Problem requirements: Pictures stay out of your copy, but everything else in the records below must be repeated exactly.

Entries supplied:
%%

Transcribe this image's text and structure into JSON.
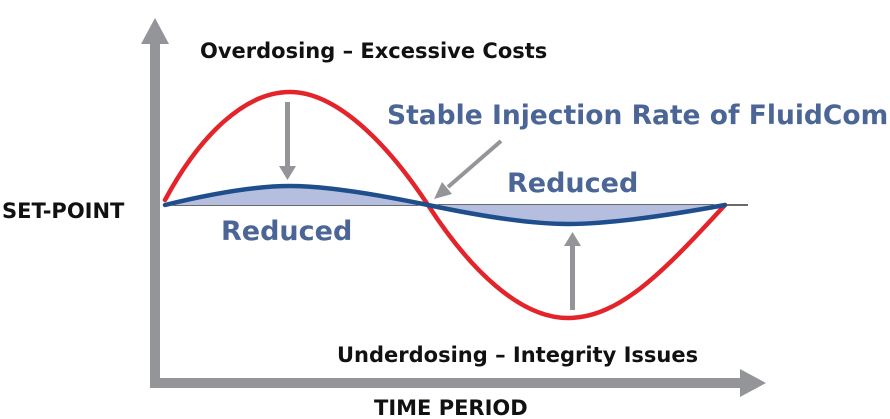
{
  "labels": {
    "overdosing": "Overdosing – Excessive Costs",
    "underdosing": "Underdosing – Integrity Issues",
    "setpoint": "SET-POINT",
    "time_period": "TIME PERIOD",
    "stable": "Stable Injection Rate of FluidCom",
    "reduced_left": "Reduced",
    "reduced_right": "Reduced"
  },
  "colors": {
    "axis": "#939598",
    "unstable_curve": "#e3242b",
    "stable_curve": "#1f4e8c",
    "reduced_fill": "#b6bee0",
    "label_blue": "#4b6696",
    "setpoint_line": "#111111"
  }
}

%%

Solved problem:
Transcribe this image's text and structure into JSON.
{
  "labels": {
    "overdosing": "Overdosing – Excessive Costs",
    "underdosing": "Underdosing – Integrity Issues",
    "setpoint": "SET-POINT",
    "time_period": "TIME PERIOD",
    "stable": "Stable Injection Rate of FluidCom",
    "reduced_left": "Reduced",
    "reduced_right": "Reduced"
  },
  "colors": {
    "axis": "#939598",
    "unstable_curve": "#e3242b",
    "stable_curve": "#1f4e8c",
    "reduced_fill": "#b6bee0",
    "label_blue": "#4b6696",
    "setpoint_line": "#111111"
  }
}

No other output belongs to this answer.